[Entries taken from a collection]

^^^^^^^^

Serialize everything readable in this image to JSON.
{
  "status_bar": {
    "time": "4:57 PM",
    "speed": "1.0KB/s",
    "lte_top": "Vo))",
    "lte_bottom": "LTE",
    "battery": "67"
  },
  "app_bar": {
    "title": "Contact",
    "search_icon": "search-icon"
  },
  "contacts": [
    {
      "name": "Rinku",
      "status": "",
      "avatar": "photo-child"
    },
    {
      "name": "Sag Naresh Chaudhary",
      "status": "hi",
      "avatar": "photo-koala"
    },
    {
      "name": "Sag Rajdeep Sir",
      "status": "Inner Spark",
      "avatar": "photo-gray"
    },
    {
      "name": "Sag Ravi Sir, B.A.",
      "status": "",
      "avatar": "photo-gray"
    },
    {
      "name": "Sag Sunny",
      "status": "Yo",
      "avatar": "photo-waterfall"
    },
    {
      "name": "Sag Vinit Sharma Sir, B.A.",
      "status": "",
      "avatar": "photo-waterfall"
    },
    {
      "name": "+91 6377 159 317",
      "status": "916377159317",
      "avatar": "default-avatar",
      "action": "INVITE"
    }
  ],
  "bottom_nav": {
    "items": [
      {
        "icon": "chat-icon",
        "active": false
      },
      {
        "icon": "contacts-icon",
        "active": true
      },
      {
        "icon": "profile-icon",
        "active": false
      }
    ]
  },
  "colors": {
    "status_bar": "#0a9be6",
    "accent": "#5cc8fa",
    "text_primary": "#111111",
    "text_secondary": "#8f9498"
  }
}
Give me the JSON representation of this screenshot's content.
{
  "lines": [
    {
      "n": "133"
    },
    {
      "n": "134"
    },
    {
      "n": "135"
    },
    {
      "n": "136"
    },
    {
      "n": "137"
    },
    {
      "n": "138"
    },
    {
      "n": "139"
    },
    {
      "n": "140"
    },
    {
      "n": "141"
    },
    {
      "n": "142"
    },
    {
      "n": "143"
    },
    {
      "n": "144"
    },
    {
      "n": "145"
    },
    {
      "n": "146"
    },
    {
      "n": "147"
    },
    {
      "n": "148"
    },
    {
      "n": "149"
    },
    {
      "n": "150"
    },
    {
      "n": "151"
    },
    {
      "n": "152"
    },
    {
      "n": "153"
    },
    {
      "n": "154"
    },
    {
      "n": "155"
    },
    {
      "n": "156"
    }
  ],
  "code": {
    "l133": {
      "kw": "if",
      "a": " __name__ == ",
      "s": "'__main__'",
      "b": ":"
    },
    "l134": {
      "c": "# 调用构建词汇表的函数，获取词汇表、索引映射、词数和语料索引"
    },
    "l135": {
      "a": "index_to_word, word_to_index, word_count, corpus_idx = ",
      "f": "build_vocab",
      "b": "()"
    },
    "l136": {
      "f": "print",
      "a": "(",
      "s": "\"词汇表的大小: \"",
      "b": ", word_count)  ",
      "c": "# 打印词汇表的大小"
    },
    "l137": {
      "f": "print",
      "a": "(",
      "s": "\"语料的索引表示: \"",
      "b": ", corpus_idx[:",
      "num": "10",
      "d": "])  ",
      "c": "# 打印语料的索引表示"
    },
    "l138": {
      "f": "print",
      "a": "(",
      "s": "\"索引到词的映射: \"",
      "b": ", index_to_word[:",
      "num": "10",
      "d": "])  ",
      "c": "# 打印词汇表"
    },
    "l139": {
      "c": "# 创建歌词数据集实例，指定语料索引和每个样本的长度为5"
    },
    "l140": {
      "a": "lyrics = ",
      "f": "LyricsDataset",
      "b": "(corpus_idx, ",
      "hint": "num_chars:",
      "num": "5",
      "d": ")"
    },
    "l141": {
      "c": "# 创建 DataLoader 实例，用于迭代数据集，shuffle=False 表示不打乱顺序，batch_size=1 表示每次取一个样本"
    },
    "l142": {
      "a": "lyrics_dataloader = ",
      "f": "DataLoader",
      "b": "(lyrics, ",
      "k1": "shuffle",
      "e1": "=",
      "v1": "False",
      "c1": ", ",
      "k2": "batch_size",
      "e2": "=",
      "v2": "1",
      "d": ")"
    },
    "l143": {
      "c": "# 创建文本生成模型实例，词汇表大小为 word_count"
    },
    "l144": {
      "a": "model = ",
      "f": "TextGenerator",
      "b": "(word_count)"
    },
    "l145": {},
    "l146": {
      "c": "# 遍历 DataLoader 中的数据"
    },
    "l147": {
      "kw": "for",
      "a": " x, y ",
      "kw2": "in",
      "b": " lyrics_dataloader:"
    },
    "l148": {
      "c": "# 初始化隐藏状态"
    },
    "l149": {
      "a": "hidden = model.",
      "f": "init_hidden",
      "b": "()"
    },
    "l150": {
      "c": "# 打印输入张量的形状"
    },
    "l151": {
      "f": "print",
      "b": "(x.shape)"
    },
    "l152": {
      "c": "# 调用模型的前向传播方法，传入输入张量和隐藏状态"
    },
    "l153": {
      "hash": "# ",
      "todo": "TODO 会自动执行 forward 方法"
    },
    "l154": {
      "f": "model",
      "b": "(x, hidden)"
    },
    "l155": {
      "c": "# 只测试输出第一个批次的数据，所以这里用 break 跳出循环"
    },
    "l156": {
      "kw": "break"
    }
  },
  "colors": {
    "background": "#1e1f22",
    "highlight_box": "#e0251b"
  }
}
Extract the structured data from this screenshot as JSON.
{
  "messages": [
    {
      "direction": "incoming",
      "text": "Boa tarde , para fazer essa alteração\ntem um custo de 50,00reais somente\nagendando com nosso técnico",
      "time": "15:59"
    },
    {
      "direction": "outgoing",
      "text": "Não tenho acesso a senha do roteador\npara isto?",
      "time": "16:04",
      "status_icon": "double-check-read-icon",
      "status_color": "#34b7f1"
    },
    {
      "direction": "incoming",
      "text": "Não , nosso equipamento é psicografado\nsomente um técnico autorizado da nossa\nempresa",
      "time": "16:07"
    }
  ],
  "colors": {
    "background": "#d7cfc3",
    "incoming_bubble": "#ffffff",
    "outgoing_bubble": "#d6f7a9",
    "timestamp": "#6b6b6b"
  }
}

^^^^^^^^

_EXERCISE DIRECTIONS_. Copy each line of the listing in which the word "avatar" can be found.

_THE OUTPUT_.
      "avatar": "photo-child"
      "avatar": "photo-koala"
      "avatar": "photo-gray"
      "avatar": "photo-gray"
      "avatar": "photo-waterfall"
      "avatar": "photo-waterfall"
      "avatar": "default-avatar",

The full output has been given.